Output the material below in full, exactly as it is.

— start Dataset content —

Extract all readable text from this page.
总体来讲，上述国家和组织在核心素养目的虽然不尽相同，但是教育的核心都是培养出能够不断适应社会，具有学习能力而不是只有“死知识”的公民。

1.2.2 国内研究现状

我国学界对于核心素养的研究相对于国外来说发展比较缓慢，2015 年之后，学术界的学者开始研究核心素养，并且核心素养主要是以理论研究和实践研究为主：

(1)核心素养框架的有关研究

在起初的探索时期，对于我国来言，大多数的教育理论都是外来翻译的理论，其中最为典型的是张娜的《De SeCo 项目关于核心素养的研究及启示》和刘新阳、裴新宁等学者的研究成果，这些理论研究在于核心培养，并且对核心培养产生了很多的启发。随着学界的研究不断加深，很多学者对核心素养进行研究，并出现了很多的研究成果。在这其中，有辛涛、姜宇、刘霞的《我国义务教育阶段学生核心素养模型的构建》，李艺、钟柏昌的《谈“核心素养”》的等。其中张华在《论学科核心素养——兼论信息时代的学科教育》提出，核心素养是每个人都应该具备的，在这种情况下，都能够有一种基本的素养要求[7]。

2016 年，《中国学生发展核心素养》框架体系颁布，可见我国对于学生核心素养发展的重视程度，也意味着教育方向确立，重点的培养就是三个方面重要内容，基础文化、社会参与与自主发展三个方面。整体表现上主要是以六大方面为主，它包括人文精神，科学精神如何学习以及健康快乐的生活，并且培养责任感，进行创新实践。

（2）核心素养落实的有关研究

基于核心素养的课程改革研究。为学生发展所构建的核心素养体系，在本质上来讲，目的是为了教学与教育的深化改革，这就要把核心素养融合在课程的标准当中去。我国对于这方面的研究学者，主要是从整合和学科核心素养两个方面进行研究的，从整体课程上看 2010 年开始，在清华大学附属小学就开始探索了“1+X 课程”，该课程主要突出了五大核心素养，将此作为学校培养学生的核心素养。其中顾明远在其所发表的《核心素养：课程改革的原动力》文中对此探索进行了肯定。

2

— end Dataset content —

* [Result of this task]
Extract all readable text from this page.
总体来讲，上述国家和组织在核心素养目的虽然不尽相同，但是教育的核心都是培养出能够不断适应社会，具有学习能力而不是只有“死知识”的公民。

1.2.2 国内研究现状

我国学界对于核心素养的研究相对于国外来说发展比较缓慢，2015 年之后，学术界的学者开始研究核心素养，并且核心素养主要是以理论研究和实践研究为主：

(1)核心素养框架的有关研究

在起初的探索时期，对于我国来言，大多数的教育理论都是外来翻译的理论，其中最为典型的是张娜的《De SeCo 项目关于核心素养的研究及启示》和刘新阳、裴新宁等学者的研究成果，这些理论研究在于核心培养，并且对核心培养产生了很多的启发。随着学界的研究不断加深，很多学者对核心素养进行研究，并出现了很多的研究成果。在这其中，有辛涛、姜宇、刘霞的《我国义务教育阶段学生核心素养模型的构建》，李艺、钟柏昌的《谈“核心素养”》的等。其中张华在《论学科核心素养——兼论信息时代的学科教育》提出，核心素养是每个人都应该具备的，在这种情况下，都能够有一种基本的素养要求[7]。

2016 年，《中国学生发展核心素养》框架体系颁布，可见我国对于学生核心素养发展的重视程度，也意味着教育方向确立，重点的培养就是三个方面重要内容，基础文化、社会参与与自主发展三个方面。整体表现上主要是以六大方面为主，它包括人文精神，科学精神如何学习以及健康快乐的生活，并且培养责任感，进行创新实践。

（2）核心素养落实的有关研究

基于核心素养的课程改革研究。为学生发展所构建的核心素养体系，在本质上来讲，目的是为了教学与教育的深化改革，这就要把核心素养融合在课程的标准当中去。我国对于这方面的研究学者，主要是从整合和学科核心素养两个方面进行研究的，从整体课程上看 2010 年开始，在清华大学附属小学就开始探索了“1+X 课程”，该课程主要突出了五大核心素养，将此作为学校培养学生的核心素养。其中顾明远在其所发表的《核心素养：课程改革的原动力》文中对此探索进行了肯定。

2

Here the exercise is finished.